■ PROBLEM STATEMENT ■
Find the lines with "thumbs" in them and copy them out.

■ GIVEN RECORDS ■

★ ★ ★

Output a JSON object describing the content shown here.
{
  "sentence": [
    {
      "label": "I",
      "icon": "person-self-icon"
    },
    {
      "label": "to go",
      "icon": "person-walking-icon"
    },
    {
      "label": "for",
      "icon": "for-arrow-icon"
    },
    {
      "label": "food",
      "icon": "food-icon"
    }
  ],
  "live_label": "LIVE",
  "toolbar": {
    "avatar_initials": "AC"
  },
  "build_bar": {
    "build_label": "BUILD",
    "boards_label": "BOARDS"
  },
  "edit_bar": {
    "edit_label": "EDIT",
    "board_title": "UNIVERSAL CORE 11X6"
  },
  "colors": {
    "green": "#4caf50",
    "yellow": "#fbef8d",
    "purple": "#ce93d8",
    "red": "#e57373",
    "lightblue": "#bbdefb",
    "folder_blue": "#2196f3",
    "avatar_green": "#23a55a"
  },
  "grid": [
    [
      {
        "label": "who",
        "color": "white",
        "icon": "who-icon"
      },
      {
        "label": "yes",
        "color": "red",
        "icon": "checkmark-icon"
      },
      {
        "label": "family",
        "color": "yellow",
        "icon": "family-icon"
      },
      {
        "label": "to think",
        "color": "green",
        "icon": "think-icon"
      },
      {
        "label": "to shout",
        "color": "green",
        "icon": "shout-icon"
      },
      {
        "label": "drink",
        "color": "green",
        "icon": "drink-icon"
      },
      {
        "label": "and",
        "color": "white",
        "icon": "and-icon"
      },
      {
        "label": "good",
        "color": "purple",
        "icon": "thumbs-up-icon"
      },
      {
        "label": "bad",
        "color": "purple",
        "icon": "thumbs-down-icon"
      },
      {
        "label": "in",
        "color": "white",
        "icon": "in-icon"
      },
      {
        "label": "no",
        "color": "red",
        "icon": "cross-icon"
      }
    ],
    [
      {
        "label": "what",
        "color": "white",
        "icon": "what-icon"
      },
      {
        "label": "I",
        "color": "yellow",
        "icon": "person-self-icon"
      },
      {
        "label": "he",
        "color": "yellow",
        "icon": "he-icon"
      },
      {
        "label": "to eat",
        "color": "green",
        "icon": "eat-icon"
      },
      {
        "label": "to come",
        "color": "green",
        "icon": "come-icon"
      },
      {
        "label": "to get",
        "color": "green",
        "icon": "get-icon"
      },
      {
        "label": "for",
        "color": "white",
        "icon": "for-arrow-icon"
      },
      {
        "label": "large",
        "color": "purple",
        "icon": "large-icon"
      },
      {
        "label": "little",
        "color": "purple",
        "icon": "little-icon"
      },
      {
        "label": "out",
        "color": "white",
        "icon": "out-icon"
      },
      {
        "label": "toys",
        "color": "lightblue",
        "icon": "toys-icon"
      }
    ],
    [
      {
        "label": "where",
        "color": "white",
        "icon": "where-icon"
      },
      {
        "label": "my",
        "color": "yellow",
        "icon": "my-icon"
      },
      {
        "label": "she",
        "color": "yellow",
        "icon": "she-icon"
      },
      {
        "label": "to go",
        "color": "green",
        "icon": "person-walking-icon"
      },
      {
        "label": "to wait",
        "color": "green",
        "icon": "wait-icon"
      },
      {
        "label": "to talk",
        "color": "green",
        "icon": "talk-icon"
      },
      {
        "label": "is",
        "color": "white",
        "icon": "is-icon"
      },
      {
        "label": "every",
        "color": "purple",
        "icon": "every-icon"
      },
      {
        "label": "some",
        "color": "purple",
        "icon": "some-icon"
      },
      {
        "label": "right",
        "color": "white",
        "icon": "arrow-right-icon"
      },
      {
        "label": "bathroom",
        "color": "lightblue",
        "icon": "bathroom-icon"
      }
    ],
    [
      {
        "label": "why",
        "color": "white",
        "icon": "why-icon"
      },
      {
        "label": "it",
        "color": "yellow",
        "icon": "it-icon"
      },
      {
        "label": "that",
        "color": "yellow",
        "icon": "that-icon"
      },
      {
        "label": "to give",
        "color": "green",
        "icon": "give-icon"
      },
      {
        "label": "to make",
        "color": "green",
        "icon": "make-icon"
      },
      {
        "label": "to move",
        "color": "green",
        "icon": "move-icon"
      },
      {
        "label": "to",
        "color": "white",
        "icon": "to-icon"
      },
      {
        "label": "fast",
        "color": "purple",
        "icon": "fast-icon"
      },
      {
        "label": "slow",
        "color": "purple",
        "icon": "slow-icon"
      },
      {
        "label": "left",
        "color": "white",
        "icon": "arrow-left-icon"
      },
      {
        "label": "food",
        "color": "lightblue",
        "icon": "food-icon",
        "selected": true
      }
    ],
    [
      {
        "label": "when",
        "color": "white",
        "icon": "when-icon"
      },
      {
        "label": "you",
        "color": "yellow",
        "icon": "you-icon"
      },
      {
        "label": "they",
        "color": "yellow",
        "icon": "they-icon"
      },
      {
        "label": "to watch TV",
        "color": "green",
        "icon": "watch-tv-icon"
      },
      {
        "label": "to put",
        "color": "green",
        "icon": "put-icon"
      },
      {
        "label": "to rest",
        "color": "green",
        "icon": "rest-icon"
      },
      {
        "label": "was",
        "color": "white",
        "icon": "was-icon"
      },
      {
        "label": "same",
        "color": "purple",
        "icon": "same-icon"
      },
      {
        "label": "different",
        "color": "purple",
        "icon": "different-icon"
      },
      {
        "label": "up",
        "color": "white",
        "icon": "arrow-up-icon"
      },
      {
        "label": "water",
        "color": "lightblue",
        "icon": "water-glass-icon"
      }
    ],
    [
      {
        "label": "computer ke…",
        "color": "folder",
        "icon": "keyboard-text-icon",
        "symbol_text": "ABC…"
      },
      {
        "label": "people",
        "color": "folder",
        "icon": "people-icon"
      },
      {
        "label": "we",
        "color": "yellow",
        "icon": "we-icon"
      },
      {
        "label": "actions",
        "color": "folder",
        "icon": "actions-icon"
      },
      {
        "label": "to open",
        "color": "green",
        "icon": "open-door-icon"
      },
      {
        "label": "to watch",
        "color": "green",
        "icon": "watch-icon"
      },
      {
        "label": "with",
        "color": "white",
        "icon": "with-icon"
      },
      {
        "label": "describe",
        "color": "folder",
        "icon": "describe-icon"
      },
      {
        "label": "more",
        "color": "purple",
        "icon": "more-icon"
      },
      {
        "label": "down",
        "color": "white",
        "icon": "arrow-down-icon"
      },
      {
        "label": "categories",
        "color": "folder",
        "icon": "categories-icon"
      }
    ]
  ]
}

★ ★ ★

■ ANSWER ■
        "icon": "thumbs-up-icon"
        "icon": "thumbs-down-icon"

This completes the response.